Extracted entries:
....

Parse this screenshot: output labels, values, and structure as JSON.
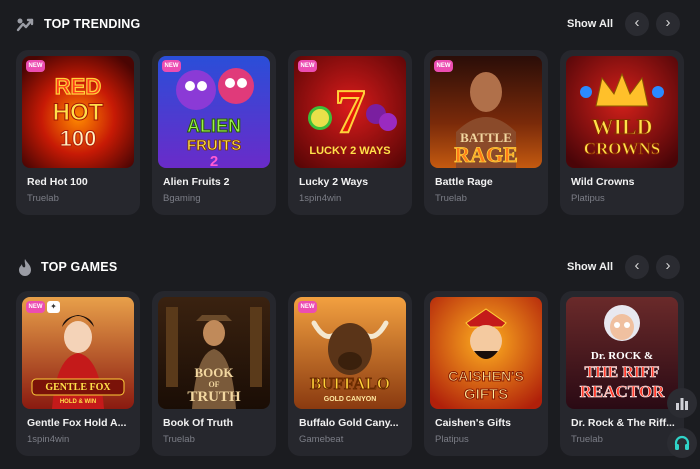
{
  "trending": {
    "title": "TOP TRENDING",
    "show_all": "Show All",
    "icon": "flame-chart-icon",
    "games": [
      {
        "name": "Red Hot 100",
        "provider": "Truelab",
        "badge": "NEW",
        "art_text": [
          "RED",
          "HOT",
          "100"
        ]
      },
      {
        "name": "Alien Fruits 2",
        "provider": "Bgaming",
        "badge": "NEW",
        "art_text": [
          "ALIEN",
          "FRUITS",
          "2"
        ]
      },
      {
        "name": "Lucky 2 Ways",
        "provider": "1spin4win",
        "badge": "NEW",
        "art_text": [
          "7",
          "LUCKY 2 WAYS"
        ]
      },
      {
        "name": "Battle Rage",
        "provider": "Truelab",
        "badge": "NEW",
        "art_text": [
          "BATTLE",
          "RAGE"
        ]
      },
      {
        "name": "Wild Crowns",
        "provider": "Platipus",
        "badge": "",
        "art_text": [
          "WILD",
          "CROWNS"
        ]
      }
    ]
  },
  "top_games": {
    "title": "TOP GAMES",
    "show_all": "Show All",
    "icon": "flame-icon",
    "games": [
      {
        "name": "Gentle Fox Hold A...",
        "provider": "1spin4win",
        "badge": "NEW",
        "art_text": [
          "GENTLE FOX",
          "HOLD & WIN"
        ]
      },
      {
        "name": "Book Of Truth",
        "provider": "Truelab",
        "badge": "",
        "art_text": [
          "BOOK",
          "OF",
          "TRUTH"
        ]
      },
      {
        "name": "Buffalo Gold Cany...",
        "provider": "Gamebeat",
        "badge": "NEW",
        "art_text": [
          "BUFFALO",
          "GOLD CANYON"
        ]
      },
      {
        "name": "Caishen's Gifts",
        "provider": "Platipus",
        "badge": "",
        "art_text": [
          "CAISHEN'S",
          "GIFTS"
        ]
      },
      {
        "name": "Dr. Rock & The Riff...",
        "provider": "Truelab",
        "badge": "",
        "art_text": [
          "Dr. ROCK &",
          "THE RIFF",
          "REACTOR"
        ]
      }
    ]
  },
  "nav": {
    "prev": "‹",
    "next": "›"
  },
  "colors": {
    "background": "#1b1c20",
    "card": "#26272d",
    "badge_new": "#ec4db2",
    "provider_text": "#7c7e87"
  }
}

....

What is being asked: Read the lines above. Gather those in which the string "icon" is found.

Response:
    "icon": "flame-chart-icon",
    "icon": "flame-icon",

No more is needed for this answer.